- [Problem to solve] Please repeat the passage on Inextinguishable Fire, beginning at the words "Inextinguishable Fire, 1969." and stopping after "the entire context.", and switch "eyes" to "ears" throughout.

- [Given passage]
====================
Inextinguishable Fire, 1969.
How can we show you napalm in action? And how can we show you the injuries caused by napalm? If we show you pictures of napalm burns, you’ll close your eyes. First you’ll close your eyes to the pictures. Then you’ll close your eyes to the memory. Then you’ll close your eyes to the facts. Then you’ll close your eyes to the entire context.
The interrelation between production and warfare has been a familiar, recurring theme within Harun Farocki’s body of work. Nevertheless, despite the innate radicalization of all of his films, few come closer to the explicit statement of this theme – and exposition of its underlying sociopolitical theory – than Inextinguishable Fire, a film that represents (and physically marks, as embodied by Farocki’s real-life act of self-scarring by burning his arm with a cigarette) a philosophical and artistic evolution for the filmmaker. This symbolic act of author implication in the presentation of the images and in the contextual reinforcement of the residual afterimages would propel, not only Farocki’s subsequent, deliberate acts of self-erasure from his films, but also his systematic detachment from the intrinsically subjective act of image production, increasingly relying instead in the process of observation, artifacting, editing, and hypothetical analysis of found film.
From the filmmaker’s introductory reading of the transcripted testimony by Vietnamese napalm victim, Thai Bihn Dahn before the Vietnam War Crimes Tribunal in Stockholm for crimes committed by the U.S. government against his village in 1966, followed by his act of self-mutilation in order to reinforce the idea of the degree of severity of inflicted napalm burns, Farocki explores this interrelation between industrial advancement through science production and technological warfare. Exploring the manufacturer of Napalm-B, Dow Chemical’s complex role as innovators of complex chemicals that have led to the development of advanced manufacturing materials (and beneficial consumer goods and agricultural products), the film explores the innate dissociation – often through intellectual specialization and what Farocki describes as the “intensified division of labor” – between the scientific products developed by these innovators and the application of the new technology (specifically, the development of Napalm-B from a polystyrene-based adhesive used on shoes that results in improved skin adhesion so that the chemical cannot be washed away after contact, ensuring that the victim will burn to death): the idea of weapons of mass destruction as industrial byproducts of consumer goods. What emerges is a provocative industrial paradigm in which the accountability for the production of these inhumane weapons becomes abstract and diluted to the point where the sense of ownership and personal responsibility for their development (and proliferation) no longer exist: a sanitization and dehumanization of warfare in which the method of engagement is defined, not on the battlefield, but within the impersonal, sterile walls of consumer-driven, public industry, manufacturing laboratories.
====================
- [Record list]

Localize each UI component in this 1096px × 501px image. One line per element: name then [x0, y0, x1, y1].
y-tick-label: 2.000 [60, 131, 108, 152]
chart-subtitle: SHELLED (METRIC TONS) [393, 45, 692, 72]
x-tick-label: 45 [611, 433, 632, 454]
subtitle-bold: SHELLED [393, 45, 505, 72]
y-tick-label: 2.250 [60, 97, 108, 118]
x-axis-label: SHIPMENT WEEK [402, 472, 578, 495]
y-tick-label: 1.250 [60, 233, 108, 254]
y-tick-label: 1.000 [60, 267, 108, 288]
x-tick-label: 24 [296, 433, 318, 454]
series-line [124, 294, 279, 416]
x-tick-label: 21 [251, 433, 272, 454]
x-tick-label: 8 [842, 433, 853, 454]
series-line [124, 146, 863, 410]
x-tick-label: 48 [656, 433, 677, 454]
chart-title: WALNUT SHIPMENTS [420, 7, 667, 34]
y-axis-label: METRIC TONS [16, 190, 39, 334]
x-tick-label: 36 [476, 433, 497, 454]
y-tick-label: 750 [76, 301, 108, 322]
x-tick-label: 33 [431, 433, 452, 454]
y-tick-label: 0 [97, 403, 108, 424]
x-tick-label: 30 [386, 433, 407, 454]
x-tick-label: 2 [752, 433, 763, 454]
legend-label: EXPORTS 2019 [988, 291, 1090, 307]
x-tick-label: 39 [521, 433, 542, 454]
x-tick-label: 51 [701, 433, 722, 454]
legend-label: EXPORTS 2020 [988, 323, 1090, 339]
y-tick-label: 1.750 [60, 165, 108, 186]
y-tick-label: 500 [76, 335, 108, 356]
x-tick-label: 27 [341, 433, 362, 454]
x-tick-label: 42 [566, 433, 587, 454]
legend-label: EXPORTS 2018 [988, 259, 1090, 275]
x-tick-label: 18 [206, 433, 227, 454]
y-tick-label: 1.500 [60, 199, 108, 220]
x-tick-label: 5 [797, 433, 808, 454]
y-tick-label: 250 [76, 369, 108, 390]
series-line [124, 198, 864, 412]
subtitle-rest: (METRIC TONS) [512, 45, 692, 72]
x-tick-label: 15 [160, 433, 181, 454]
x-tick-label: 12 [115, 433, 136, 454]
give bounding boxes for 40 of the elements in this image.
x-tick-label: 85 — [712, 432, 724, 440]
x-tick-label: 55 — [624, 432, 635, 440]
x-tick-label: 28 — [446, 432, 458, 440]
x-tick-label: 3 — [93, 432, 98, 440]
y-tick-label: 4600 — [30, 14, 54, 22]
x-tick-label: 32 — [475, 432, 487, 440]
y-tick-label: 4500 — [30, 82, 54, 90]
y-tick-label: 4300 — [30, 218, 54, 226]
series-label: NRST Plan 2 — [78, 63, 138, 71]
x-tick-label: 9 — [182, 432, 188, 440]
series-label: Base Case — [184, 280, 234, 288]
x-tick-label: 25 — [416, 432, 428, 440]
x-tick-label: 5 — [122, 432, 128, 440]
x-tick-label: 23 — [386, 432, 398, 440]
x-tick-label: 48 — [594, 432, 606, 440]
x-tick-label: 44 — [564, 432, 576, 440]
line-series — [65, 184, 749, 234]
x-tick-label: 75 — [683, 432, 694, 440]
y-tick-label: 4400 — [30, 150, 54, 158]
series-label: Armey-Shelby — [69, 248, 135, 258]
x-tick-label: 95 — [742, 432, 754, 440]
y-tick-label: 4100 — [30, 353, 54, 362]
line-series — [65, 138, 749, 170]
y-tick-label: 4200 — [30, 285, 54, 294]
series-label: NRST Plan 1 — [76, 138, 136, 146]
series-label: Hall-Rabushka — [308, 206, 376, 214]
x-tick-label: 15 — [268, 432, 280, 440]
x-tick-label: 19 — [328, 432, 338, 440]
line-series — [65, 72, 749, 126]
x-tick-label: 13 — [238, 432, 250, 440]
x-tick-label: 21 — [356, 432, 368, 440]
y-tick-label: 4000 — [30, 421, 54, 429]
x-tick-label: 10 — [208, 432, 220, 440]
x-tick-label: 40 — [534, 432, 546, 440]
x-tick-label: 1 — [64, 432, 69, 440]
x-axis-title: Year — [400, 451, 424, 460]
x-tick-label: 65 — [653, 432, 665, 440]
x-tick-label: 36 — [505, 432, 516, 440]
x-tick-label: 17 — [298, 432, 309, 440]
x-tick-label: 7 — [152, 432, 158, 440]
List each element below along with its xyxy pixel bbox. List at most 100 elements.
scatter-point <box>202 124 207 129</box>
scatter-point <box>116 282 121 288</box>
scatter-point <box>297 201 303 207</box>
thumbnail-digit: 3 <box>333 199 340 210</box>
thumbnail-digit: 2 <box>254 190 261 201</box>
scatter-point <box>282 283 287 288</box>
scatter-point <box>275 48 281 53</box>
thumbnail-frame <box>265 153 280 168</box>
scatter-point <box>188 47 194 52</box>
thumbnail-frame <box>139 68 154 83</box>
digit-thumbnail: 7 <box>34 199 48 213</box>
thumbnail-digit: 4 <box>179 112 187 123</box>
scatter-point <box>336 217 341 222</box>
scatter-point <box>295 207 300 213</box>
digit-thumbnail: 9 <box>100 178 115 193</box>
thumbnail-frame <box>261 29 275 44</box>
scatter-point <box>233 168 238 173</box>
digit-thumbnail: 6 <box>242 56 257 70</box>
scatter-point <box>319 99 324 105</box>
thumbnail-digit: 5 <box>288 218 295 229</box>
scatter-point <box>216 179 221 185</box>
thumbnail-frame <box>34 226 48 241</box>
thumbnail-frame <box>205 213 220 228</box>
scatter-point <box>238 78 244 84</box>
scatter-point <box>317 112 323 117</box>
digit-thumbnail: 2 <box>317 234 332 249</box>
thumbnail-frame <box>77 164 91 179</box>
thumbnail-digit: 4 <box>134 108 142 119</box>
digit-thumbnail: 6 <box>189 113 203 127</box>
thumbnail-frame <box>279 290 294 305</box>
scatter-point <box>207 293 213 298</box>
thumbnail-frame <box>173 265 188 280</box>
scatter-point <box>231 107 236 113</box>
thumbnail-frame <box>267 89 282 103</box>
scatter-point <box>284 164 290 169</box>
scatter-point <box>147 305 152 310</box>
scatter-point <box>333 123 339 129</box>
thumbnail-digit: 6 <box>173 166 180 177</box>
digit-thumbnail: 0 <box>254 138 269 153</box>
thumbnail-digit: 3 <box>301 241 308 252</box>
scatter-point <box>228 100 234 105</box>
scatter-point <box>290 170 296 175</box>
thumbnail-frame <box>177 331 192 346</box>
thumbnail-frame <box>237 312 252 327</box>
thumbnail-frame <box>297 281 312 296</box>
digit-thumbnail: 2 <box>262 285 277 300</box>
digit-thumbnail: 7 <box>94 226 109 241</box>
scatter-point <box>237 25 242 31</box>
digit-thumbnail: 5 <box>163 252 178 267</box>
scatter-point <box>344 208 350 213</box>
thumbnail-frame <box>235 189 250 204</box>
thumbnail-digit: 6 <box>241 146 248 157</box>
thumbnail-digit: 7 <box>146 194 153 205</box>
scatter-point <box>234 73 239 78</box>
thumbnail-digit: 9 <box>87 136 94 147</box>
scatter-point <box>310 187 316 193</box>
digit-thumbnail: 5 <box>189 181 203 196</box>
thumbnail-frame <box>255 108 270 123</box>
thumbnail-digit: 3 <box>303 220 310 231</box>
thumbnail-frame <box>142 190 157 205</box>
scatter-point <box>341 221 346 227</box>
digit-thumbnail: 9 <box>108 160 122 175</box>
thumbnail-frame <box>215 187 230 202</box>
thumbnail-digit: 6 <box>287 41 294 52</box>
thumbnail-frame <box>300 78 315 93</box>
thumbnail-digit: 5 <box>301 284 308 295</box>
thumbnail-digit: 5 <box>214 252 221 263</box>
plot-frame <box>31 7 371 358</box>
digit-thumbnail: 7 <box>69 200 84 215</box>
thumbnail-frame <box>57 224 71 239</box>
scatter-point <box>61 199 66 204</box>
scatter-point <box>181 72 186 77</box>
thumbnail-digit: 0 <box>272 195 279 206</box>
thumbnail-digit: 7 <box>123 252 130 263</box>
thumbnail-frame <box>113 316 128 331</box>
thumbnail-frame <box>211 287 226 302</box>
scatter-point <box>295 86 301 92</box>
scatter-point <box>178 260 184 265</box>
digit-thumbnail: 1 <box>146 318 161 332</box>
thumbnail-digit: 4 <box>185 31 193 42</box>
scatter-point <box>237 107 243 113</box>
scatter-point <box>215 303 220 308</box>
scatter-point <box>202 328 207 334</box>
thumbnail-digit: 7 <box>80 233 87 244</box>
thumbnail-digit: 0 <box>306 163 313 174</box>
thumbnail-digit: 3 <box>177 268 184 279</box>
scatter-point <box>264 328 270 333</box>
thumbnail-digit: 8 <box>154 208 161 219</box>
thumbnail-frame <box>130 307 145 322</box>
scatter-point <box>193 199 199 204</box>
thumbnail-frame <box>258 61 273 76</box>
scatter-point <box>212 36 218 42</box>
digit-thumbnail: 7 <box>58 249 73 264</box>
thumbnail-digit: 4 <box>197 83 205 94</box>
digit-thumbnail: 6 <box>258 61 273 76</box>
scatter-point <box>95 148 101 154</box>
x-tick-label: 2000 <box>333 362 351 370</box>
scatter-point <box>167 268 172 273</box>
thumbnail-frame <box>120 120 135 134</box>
====================
- [Response to the task]
Inextinguishable Fire, 1969.
How can we show you napalm in action? And how can we show you the injuries caused by napalm? If we show you pictures of napalm burns, you’ll close your ears. First you’ll close your ears to the pictures. Then you’ll close your ears to the memory. Then you’ll close your ears to the facts. Then you’ll close your ears to the entire context.